• _What this task involves_: Of the lines in these entries, how many contain the string "JSON"? Give the number and nothing else.

• _Data excerpts_:
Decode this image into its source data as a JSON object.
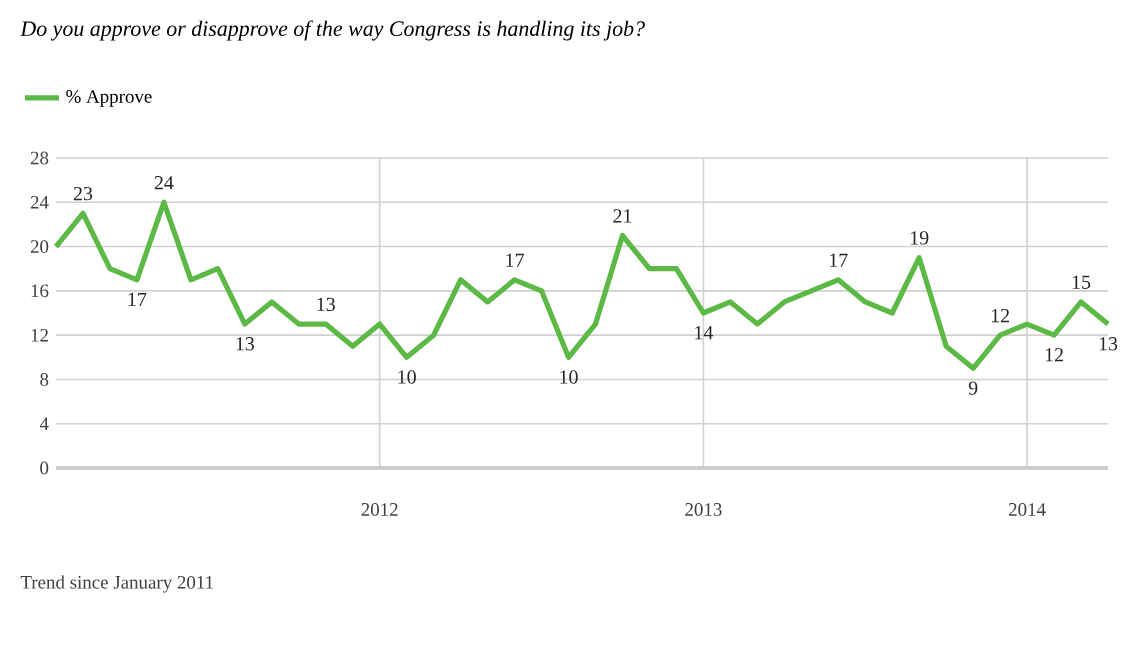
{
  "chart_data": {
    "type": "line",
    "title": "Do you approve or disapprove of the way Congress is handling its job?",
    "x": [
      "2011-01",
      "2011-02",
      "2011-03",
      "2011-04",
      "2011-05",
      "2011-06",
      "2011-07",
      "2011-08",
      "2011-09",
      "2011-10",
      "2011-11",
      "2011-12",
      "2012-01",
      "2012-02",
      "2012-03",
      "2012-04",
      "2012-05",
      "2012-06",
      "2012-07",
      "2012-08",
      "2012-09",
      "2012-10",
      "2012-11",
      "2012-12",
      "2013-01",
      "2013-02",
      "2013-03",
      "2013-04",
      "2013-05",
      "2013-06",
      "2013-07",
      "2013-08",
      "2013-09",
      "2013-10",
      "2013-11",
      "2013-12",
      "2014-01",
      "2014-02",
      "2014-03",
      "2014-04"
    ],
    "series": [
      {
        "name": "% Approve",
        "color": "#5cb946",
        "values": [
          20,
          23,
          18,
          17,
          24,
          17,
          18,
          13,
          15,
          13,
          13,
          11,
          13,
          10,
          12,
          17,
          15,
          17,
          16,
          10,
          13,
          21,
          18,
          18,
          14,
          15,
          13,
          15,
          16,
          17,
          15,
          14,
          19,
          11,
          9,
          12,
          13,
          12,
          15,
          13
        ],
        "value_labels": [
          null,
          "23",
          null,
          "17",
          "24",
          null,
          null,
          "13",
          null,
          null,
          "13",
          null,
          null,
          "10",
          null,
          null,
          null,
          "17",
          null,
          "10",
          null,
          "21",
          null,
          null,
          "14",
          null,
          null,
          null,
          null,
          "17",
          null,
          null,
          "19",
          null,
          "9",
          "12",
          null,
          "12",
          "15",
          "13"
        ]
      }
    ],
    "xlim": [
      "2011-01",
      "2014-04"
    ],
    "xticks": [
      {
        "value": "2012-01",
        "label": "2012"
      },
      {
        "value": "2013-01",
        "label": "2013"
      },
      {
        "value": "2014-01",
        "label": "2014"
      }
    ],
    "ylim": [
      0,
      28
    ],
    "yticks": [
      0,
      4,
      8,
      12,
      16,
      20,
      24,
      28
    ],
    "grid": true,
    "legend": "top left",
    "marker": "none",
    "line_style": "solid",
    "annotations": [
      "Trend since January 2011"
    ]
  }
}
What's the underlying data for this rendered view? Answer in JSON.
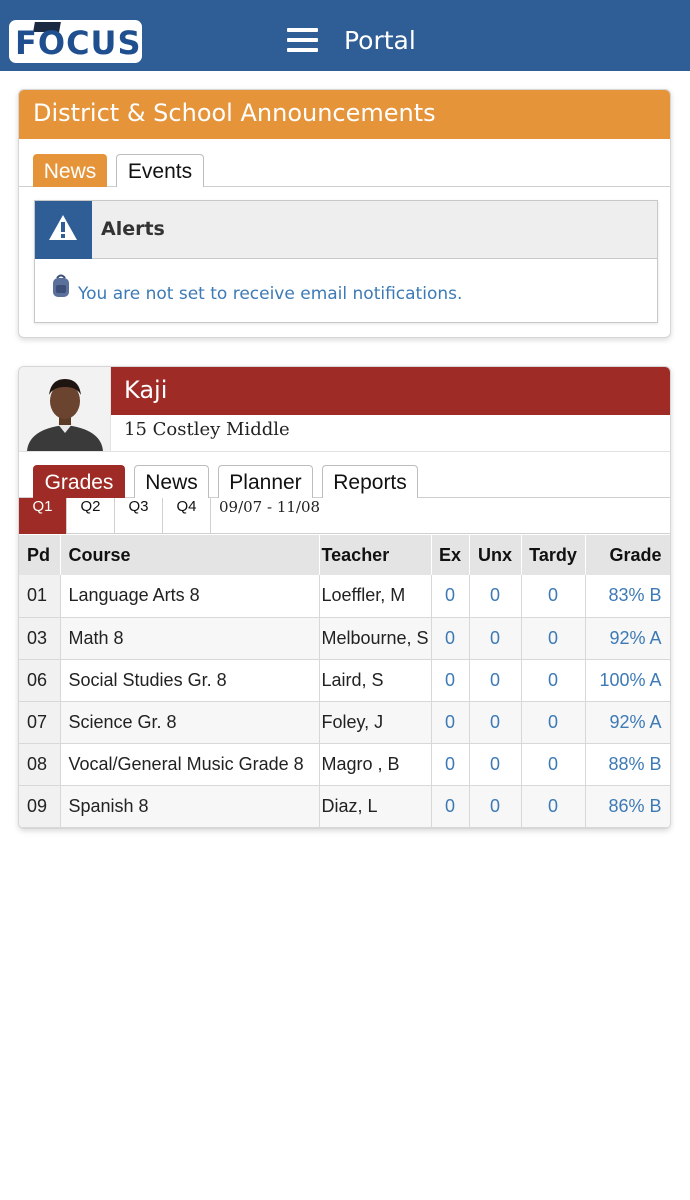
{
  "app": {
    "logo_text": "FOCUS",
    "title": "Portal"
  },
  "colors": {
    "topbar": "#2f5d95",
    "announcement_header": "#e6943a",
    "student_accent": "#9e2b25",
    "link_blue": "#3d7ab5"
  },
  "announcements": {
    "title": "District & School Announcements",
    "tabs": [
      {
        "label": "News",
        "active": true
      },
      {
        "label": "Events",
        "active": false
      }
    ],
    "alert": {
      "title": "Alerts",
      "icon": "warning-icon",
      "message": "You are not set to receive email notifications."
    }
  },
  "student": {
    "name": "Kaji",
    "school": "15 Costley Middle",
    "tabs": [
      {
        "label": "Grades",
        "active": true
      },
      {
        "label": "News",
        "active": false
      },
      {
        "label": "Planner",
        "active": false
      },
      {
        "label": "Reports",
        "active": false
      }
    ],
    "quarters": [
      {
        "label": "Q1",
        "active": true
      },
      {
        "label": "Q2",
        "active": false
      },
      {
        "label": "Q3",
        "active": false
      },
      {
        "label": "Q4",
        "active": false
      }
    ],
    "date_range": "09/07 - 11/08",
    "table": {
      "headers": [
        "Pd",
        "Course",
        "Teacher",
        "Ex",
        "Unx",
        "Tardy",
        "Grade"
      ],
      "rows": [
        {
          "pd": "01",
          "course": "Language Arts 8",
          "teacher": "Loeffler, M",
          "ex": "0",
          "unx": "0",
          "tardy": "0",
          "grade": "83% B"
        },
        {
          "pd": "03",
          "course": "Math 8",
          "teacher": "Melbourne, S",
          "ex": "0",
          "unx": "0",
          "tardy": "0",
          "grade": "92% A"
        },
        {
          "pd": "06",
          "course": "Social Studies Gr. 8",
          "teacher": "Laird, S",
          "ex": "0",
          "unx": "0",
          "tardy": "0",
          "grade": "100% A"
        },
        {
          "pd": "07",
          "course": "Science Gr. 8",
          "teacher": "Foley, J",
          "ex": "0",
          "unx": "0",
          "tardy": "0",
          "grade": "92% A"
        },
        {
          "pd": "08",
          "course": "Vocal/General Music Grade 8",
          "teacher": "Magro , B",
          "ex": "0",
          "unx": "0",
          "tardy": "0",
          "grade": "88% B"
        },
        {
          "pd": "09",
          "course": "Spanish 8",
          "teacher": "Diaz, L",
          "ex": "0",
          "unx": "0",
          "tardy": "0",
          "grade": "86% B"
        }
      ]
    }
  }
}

• _Complete answer_: 2